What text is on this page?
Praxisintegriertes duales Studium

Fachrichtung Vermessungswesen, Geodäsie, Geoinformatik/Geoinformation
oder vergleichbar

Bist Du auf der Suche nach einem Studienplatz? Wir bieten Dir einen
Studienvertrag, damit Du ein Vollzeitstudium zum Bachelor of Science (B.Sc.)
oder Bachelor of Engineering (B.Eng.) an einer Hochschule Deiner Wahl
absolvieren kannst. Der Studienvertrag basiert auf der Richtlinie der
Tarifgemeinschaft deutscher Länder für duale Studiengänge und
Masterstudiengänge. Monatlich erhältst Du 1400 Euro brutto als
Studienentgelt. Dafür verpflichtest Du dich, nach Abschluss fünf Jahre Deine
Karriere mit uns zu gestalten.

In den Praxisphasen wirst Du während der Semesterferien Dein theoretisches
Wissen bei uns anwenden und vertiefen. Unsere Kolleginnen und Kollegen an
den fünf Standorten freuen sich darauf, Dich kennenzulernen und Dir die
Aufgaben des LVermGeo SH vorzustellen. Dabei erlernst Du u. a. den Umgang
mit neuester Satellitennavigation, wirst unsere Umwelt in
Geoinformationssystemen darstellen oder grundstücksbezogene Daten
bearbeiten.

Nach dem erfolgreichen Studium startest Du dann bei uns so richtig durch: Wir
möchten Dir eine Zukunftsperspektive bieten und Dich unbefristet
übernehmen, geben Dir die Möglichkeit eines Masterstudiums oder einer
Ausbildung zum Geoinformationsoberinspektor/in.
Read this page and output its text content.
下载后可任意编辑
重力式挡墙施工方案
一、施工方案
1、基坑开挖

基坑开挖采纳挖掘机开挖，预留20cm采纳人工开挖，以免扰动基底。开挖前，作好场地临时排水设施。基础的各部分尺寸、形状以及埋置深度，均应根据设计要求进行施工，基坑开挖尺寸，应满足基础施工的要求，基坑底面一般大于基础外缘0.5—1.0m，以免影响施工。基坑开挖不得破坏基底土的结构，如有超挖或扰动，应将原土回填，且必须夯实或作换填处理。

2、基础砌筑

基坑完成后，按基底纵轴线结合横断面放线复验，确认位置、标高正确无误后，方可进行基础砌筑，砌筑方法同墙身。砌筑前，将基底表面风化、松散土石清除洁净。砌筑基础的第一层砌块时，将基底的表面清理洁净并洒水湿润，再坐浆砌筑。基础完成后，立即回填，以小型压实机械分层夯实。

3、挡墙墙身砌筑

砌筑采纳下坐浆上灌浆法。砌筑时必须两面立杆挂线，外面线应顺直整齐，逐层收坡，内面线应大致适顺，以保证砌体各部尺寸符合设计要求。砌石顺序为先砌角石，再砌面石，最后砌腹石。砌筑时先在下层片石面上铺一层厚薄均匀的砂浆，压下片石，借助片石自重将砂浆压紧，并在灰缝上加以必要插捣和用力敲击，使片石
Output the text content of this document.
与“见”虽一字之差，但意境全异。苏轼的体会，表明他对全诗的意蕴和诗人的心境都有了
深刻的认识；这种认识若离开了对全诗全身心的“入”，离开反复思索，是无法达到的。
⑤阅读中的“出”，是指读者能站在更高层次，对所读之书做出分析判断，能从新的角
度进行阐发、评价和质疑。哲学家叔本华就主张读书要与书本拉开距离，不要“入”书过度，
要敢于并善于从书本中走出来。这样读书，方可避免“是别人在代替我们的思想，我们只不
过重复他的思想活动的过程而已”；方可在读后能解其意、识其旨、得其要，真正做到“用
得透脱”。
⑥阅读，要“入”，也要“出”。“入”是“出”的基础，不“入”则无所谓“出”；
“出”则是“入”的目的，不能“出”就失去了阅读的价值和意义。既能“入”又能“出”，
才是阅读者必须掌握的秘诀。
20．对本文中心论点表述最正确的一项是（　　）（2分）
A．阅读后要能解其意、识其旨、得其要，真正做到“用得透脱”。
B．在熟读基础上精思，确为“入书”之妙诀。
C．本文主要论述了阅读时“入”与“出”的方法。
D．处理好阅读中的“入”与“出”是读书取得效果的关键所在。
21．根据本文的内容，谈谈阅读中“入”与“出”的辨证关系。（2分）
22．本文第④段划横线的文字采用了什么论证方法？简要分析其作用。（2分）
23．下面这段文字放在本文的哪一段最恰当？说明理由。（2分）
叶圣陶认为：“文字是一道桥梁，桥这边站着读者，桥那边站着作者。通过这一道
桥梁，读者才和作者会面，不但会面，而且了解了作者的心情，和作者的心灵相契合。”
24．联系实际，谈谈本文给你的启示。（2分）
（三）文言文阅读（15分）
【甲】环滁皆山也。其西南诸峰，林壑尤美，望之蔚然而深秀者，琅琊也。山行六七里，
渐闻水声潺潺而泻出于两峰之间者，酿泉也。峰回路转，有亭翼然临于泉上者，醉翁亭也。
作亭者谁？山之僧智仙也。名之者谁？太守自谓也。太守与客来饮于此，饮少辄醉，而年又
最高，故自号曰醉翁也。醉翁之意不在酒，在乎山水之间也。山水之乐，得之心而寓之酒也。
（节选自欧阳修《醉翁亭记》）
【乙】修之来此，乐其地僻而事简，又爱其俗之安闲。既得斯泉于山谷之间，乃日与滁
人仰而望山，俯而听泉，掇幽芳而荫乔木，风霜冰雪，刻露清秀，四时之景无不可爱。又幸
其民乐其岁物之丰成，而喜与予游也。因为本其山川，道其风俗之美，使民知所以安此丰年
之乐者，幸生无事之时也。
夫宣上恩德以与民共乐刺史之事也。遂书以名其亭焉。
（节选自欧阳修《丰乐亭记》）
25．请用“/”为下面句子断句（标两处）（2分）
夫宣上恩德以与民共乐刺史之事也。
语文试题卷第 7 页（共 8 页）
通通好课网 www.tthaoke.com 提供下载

**DO THIS:** Return the entries in full, keeping every line exactly as it is.

**WRITTEN ANSWER:**
What text is on this page?
Praxisintegriertes duales Studium

Fachrichtung Vermessungswesen, Geodäsie, Geoinformatik/Geoinformation
oder vergleichbar

Bist Du auf der Suche nach einem Studienplatz? Wir bieten Dir einen
Studienvertrag, damit Du ein Vollzeitstudium zum Bachelor of Science (B.Sc.)
oder Bachelor of Engineering (B.Eng.) an einer Hochschule Deiner Wahl
absolvieren kannst. Der Studienvertrag basiert auf der Richtlinie der
Tarifgemeinschaft deutscher Länder für duale Studiengänge und
Masterstudiengänge. Monatlich erhältst Du 1400 Euro brutto als
Studienentgelt. Dafür verpflichtest Du dich, nach Abschluss fünf Jahre Deine
Karriere mit uns zu gestalten.

In den Praxisphasen wirst Du während der Semesterferien Dein theoretisches
Wissen bei uns anwenden und vertiefen. Unsere Kolleginnen und Kollegen an
den fünf Standorten freuen sich darauf, Dich kennenzulernen und Dir die
Aufgaben des LVermGeo SH vorzustellen. Dabei erlernst Du u. a. den Umgang
mit neuester Satellitennavigation, wirst unsere Umwelt in
Geoinformationssystemen darstellen oder grundstücksbezogene Daten
bearbeiten.

Nach dem erfolgreichen Studium startest Du dann bei uns so richtig durch: Wir
möchten Dir eine Zukunftsperspektive bieten und Dich unbefristet
übernehmen, geben Dir die Möglichkeit eines Masterstudiums oder einer
Ausbildung zum Geoinformationsoberinspektor/in.
Read this page and output its text content.
下载后可任意编辑
重力式挡墙施工方案
一、施工方案
1、基坑开挖

基坑开挖采纳挖掘机开挖，预留20cm采纳人工开挖，以免扰动基底。开挖前，作好场地临时排水设施。基础的各部分尺寸、形状以及埋置深度，均应根据设计要求进行施工，基坑开挖尺寸，应满足基础施工的要求，基坑底面一般大于基础外缘0.5—1.0m，以免影响施工。基坑开挖不得破坏基底土的结构，如有超挖或扰动，应将原土回填，且必须夯实或作换填处理。

2、基础砌筑

基坑完成后，按基底纵轴线结合横断面放线复验，确认位置、标高正确无误后，方可进行基础砌筑，砌筑方法同墙身。砌筑前，将基底表面风化、松散土石清除洁净。砌筑基础的第一层砌块时，将基底的表面清理洁净并洒水湿润，再坐浆砌筑。基础完成后，立即回填，以小型压实机械分层夯实。

3、挡墙墙身砌筑

砌筑采纳下坐浆上灌浆法。砌筑时必须两面立杆挂线，外面线应顺直整齐，逐层收坡，内面线应大致适顺，以保证砌体各部尺寸符合设计要求。砌石顺序为先砌角石，再砌面石，最后砌腹石。砌筑时先在下层片石面上铺一层厚薄均匀的砂浆，压下片石，借助片石自重将砂浆压紧，并在灰缝上加以必要插捣和用力敲击，使片石
Output the text content of this document.
与“见”虽一字之差，但意境全异。苏轼的体会，表明他对全诗的意蕴和诗人的心境都有了
深刻的认识；这种认识若离开了对全诗全身心的“入”，离开反复思索，是无法达到的。
⑤阅读中的“出”，是指读者能站在更高层次，对所读之书做出分析判断，能从新的角
度进行阐发、评价和质疑。哲学家叔本华就主张读书要与书本拉开距离，不要“入”书过度，
要敢于并善于从书本中走出来。这样读书，方可避免“是别人在代替我们的思想，我们只不
过重复他的思想活动的过程而已”；方可在读后能解其意、识其旨、得其要，真正做到“用
得透脱”。
⑥阅读，要“入”，也要“出”。“入”是“出”的基础，不“入”则无所谓“出”；
“出”则是“入”的目的，不能“出”就失去了阅读的价值和意义。既能“入”又能“出”，
才是阅读者必须掌握的秘诀。
20．对本文中心论点表述最正确的一项是（　　）（2分）
A．阅读后要能解其意、识其旨、得其要，真正做到“用得透脱”。
B．在熟读基础上精思，确为“入书”之妙诀。
C．本文主要论述了阅读时“入”与“出”的方法。
D．处理好阅读中的“入”与“出”是读书取得效果的关键所在。
21．根据本文的内容，谈谈阅读中“入”与“出”的辨证关系。（2分）
22．本文第④段划横线的文字采用了什么论证方法？简要分析其作用。（2分）
23．下面这段文字放在本文的哪一段最恰当？说明理由。（2分）
叶圣陶认为：“文字是一道桥梁，桥这边站着读者，桥那边站着作者。通过这一道
桥梁，读者才和作者会面，不但会面，而且了解了作者的心情，和作者的心灵相契合。”
24．联系实际，谈谈本文给你的启示。（2分）
（三）文言文阅读（15分）
【甲】环滁皆山也。其西南诸峰，林壑尤美，望之蔚然而深秀者，琅琊也。山行六七里，
渐闻水声潺潺而泻出于两峰之间者，酿泉也。峰回路转，有亭翼然临于泉上者，醉翁亭也。
作亭者谁？山之僧智仙也。名之者谁？太守自谓也。太守与客来饮于此，饮少辄醉，而年又
最高，故自号曰醉翁也。醉翁之意不在酒，在乎山水之间也。山水之乐，得之心而寓之酒也。
（节选自欧阳修《醉翁亭记》）
【乙】修之来此，乐其地僻而事简，又爱其俗之安闲。既得斯泉于山谷之间，乃日与滁
人仰而望山，俯而听泉，掇幽芳而荫乔木，风霜冰雪，刻露清秀，四时之景无不可爱。又幸
其民乐其岁物之丰成，而喜与予游也。因为本其山川，道其风俗之美，使民知所以安此丰年
之乐者，幸生无事之时也。
夫宣上恩德以与民共乐刺史之事也。遂书以名其亭焉。
（节选自欧阳修《丰乐亭记》）
25．请用“/”为下面句子断句（标两处）（2分）
夫宣上恩德以与民共乐刺史之事也。
语文试题卷第 7 页（共 8 页）
通通好课网 www.tthaoke.com 提供下载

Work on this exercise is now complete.